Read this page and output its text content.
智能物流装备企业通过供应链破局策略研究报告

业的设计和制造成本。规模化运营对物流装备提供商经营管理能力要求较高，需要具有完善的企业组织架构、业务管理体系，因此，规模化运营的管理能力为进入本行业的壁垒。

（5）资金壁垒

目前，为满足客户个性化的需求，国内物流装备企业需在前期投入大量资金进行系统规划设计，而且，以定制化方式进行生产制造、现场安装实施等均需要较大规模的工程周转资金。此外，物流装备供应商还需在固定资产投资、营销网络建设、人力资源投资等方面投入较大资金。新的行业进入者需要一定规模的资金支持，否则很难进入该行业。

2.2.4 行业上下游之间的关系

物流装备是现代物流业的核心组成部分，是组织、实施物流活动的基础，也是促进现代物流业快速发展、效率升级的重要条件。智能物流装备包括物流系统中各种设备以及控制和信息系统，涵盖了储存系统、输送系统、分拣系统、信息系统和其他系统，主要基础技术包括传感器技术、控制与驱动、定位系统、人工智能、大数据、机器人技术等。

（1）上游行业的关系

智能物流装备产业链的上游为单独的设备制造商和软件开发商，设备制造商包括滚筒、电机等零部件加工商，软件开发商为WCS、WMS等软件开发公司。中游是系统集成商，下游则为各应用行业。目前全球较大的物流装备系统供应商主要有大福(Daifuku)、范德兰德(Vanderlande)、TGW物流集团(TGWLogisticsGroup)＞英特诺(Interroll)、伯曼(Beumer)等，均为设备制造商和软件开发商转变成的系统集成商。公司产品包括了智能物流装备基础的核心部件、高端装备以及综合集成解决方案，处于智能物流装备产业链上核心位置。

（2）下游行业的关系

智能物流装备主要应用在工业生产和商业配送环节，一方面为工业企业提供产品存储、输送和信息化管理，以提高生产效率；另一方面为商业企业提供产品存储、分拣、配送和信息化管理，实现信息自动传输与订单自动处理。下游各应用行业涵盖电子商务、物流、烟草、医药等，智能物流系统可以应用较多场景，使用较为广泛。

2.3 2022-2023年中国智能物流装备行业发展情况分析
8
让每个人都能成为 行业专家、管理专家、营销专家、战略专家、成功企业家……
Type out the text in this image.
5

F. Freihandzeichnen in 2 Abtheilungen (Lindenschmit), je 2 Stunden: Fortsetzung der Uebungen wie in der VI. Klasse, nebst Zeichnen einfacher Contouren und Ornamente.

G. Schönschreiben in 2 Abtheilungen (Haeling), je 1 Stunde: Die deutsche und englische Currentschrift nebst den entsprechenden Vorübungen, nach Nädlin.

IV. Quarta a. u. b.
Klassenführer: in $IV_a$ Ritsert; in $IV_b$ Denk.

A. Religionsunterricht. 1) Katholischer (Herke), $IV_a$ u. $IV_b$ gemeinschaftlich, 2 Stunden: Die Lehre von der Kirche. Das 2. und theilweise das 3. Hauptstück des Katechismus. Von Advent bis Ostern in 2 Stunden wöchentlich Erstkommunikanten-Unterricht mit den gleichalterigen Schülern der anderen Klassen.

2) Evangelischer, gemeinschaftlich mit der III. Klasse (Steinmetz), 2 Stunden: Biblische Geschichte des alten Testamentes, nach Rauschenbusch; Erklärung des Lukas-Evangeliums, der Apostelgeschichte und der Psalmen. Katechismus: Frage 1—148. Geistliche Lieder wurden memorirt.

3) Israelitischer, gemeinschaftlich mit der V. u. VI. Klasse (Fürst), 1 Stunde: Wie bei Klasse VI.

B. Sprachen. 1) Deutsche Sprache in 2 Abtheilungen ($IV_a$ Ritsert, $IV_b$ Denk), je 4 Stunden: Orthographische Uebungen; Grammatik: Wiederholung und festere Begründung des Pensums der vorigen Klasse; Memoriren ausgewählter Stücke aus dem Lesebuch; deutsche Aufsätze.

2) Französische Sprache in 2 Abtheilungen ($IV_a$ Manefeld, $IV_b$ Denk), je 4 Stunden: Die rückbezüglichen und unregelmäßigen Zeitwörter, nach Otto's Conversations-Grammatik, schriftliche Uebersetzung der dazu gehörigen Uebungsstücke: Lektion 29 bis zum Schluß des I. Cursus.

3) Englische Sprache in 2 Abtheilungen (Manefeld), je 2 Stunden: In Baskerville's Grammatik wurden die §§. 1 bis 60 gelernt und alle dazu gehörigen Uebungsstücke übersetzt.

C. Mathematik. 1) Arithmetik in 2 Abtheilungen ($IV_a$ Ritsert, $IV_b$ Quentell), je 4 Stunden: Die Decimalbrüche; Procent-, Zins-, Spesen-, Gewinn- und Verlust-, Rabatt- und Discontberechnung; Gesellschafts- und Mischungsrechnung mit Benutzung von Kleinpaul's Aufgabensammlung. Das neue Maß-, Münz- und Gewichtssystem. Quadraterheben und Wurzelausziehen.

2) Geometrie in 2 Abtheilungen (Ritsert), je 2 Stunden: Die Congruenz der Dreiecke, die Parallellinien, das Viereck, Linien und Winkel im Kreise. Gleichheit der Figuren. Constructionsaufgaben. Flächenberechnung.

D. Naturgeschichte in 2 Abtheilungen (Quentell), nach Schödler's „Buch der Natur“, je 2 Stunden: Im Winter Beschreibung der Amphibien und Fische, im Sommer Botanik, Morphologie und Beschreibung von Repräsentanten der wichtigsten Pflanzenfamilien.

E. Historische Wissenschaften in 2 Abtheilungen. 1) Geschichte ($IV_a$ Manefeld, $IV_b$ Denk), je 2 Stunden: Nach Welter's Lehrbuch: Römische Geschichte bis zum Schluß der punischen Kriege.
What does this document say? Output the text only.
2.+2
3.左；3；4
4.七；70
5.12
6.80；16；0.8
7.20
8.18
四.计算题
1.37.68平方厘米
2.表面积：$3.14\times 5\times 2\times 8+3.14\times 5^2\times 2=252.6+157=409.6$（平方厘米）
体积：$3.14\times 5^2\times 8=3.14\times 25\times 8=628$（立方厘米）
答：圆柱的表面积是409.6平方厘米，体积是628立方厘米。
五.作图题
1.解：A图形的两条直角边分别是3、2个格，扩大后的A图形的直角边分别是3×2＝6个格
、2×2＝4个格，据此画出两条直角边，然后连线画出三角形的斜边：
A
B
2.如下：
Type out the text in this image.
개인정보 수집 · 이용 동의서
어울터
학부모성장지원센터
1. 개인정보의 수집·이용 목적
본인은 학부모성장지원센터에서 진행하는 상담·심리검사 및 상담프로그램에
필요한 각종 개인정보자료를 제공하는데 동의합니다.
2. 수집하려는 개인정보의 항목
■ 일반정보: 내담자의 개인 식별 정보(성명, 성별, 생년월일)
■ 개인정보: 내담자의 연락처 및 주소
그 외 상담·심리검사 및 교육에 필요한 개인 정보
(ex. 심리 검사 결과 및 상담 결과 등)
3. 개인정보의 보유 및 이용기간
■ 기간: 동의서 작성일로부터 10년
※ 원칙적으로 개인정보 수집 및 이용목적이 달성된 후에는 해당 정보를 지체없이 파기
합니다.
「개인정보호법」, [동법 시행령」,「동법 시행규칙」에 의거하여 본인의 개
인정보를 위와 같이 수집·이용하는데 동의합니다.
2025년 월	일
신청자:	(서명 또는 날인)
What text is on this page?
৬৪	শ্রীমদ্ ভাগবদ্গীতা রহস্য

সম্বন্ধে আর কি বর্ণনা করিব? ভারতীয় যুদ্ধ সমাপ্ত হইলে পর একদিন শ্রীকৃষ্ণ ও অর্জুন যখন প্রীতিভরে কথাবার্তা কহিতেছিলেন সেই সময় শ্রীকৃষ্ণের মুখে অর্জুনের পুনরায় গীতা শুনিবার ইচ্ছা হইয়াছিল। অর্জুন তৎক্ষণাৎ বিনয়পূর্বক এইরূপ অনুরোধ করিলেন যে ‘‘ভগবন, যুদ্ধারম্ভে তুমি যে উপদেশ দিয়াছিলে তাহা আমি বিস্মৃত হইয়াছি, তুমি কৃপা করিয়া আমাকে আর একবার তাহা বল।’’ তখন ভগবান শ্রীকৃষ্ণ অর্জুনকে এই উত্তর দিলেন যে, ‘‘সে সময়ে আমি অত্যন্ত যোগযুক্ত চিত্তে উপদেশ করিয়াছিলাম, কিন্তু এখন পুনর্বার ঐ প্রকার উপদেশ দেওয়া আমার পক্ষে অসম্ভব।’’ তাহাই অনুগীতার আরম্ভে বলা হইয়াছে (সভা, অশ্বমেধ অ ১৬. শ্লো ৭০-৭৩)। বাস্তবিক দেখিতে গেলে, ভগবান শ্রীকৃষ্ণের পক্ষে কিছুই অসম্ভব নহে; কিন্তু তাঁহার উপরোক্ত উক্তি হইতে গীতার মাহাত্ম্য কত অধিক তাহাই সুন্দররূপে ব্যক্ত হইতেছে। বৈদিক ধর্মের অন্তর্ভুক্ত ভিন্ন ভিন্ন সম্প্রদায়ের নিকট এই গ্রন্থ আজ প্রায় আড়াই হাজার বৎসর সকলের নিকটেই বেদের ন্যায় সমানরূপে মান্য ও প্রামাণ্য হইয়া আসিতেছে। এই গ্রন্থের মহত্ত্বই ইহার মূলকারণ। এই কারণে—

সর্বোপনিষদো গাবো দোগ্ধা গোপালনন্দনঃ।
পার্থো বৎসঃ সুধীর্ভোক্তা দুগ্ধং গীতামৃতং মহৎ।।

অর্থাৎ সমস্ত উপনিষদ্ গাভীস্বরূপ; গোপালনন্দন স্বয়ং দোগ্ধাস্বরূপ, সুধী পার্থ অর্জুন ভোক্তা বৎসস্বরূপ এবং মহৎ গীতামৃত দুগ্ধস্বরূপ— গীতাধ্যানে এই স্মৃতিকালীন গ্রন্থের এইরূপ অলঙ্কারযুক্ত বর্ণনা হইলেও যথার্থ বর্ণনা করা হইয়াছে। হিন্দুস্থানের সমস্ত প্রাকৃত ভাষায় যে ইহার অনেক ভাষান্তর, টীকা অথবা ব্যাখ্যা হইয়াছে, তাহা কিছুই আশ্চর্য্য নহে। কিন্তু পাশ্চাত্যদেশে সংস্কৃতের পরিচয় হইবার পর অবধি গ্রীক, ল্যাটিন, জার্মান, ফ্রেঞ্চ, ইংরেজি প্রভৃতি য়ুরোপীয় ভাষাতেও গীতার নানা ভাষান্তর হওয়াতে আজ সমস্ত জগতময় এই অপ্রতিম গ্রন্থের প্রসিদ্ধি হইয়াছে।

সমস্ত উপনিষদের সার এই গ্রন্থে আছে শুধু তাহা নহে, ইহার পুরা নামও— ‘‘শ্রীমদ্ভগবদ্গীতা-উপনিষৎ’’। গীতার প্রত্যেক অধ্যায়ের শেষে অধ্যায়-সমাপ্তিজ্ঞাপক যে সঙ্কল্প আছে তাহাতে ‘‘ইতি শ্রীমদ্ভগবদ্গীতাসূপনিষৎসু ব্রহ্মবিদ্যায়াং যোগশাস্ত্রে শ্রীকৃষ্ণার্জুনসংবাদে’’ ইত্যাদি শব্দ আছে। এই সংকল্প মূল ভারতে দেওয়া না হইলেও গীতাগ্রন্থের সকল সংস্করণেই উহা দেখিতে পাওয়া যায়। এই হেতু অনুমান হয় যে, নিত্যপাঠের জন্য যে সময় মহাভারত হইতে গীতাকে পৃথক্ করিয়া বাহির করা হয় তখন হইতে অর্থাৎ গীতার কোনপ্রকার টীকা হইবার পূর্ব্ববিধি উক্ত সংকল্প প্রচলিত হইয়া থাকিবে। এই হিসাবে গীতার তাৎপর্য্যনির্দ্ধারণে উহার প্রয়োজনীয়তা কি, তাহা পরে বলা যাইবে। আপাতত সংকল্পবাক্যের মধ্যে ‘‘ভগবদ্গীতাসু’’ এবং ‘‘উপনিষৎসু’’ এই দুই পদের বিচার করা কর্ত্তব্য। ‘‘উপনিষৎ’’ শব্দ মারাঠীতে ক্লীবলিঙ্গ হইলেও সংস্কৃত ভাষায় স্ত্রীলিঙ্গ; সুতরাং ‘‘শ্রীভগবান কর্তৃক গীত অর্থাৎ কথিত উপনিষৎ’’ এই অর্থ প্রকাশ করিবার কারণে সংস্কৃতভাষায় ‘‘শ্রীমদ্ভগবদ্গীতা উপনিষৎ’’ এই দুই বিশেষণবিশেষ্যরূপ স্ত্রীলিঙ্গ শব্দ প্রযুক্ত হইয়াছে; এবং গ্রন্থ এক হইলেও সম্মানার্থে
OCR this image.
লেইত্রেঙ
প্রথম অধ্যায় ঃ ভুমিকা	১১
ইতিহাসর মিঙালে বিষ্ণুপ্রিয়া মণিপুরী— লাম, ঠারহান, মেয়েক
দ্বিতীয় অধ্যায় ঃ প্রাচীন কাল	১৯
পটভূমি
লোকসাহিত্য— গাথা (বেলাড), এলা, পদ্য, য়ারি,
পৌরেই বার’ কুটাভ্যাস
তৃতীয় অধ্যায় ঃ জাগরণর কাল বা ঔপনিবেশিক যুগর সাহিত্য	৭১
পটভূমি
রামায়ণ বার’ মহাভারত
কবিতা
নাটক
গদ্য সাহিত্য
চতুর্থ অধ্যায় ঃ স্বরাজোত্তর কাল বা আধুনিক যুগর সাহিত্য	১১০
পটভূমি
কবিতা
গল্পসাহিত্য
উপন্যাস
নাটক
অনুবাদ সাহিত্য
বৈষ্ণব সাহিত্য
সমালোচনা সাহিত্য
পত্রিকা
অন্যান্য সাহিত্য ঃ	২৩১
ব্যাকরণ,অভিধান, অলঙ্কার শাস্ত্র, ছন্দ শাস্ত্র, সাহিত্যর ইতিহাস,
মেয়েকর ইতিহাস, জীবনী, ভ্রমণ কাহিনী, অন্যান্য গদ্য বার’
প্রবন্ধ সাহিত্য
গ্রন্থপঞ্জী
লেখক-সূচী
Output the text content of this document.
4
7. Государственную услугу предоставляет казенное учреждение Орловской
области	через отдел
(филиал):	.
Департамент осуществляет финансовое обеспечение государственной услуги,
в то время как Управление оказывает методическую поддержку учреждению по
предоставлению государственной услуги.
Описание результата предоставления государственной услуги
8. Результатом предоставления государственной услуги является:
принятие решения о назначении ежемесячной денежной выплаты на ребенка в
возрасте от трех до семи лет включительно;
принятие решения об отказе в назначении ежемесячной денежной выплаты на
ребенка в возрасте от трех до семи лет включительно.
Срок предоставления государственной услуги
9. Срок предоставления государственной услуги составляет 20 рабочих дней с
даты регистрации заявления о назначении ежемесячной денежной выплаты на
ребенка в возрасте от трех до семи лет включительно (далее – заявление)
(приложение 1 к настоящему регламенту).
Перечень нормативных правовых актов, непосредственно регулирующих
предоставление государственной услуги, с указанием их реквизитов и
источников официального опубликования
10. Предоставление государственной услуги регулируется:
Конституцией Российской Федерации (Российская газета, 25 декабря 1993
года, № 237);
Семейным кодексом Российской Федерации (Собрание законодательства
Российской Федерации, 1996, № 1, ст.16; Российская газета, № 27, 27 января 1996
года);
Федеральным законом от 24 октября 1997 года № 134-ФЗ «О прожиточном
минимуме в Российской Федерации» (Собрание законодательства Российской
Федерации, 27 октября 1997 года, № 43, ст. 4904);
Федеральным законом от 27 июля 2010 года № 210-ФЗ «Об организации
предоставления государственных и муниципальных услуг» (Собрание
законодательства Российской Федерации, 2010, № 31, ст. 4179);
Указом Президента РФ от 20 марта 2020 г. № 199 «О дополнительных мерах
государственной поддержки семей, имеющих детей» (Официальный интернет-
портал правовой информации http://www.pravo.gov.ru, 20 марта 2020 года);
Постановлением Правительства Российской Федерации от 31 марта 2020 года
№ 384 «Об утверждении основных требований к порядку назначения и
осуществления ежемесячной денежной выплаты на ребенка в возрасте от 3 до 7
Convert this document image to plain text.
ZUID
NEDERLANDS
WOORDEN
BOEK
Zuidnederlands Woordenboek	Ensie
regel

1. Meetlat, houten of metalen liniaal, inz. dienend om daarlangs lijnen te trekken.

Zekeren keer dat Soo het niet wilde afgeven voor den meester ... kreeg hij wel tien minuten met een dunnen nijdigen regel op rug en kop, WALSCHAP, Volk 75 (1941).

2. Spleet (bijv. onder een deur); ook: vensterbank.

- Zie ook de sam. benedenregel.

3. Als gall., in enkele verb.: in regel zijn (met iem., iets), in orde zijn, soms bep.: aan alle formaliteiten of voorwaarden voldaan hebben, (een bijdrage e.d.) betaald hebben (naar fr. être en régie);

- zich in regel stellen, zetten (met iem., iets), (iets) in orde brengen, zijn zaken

==*==

## [WHAT NEEDS TO BE DONE]
Return only the number of lines in the preceding records that contain the string "семи".

## [FINISHED EXERCISE]
3